Data items
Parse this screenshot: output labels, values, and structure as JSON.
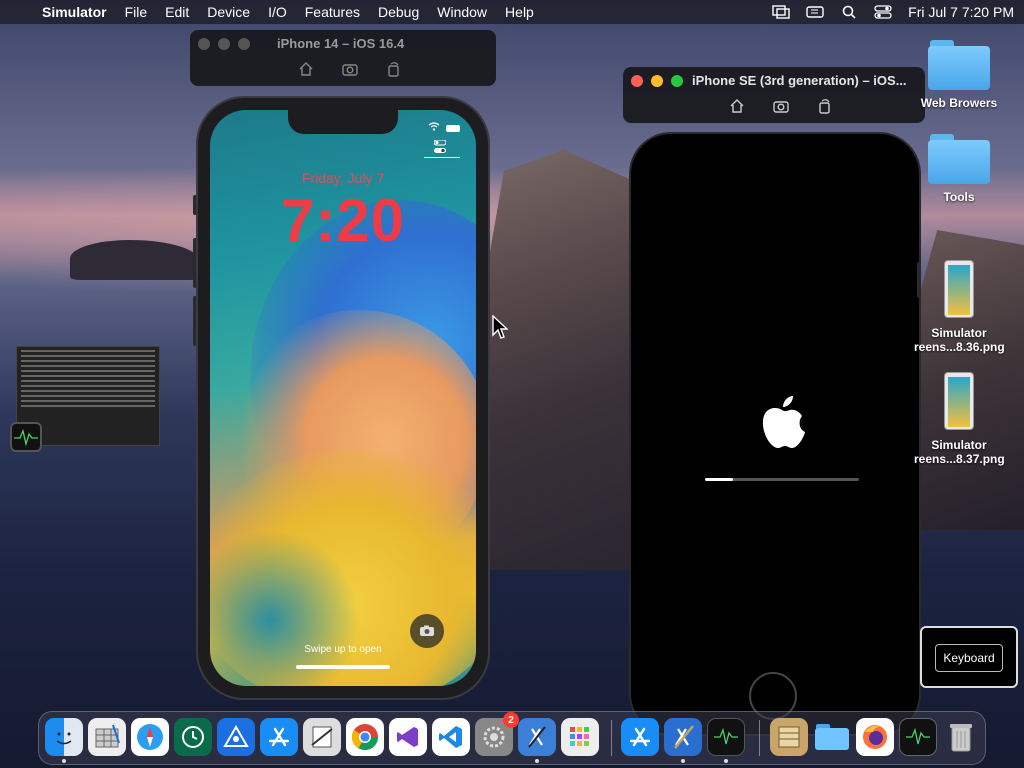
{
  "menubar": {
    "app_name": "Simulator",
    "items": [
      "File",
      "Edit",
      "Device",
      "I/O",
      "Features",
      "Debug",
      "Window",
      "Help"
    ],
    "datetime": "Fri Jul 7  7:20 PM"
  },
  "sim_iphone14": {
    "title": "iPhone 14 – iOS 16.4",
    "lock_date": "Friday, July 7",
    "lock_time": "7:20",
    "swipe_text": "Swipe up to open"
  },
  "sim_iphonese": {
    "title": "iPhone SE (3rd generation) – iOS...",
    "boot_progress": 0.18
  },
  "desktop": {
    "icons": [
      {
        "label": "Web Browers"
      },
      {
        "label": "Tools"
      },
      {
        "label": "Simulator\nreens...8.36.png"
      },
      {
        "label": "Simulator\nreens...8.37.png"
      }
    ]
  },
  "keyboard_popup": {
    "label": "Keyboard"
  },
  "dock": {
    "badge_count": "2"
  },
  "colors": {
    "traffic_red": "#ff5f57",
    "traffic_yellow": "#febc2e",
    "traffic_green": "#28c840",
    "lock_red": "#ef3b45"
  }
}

JOB => Report how many lines in the data contain the word "nreens", with no words besides the number.

COMPLETE ANSWER => 2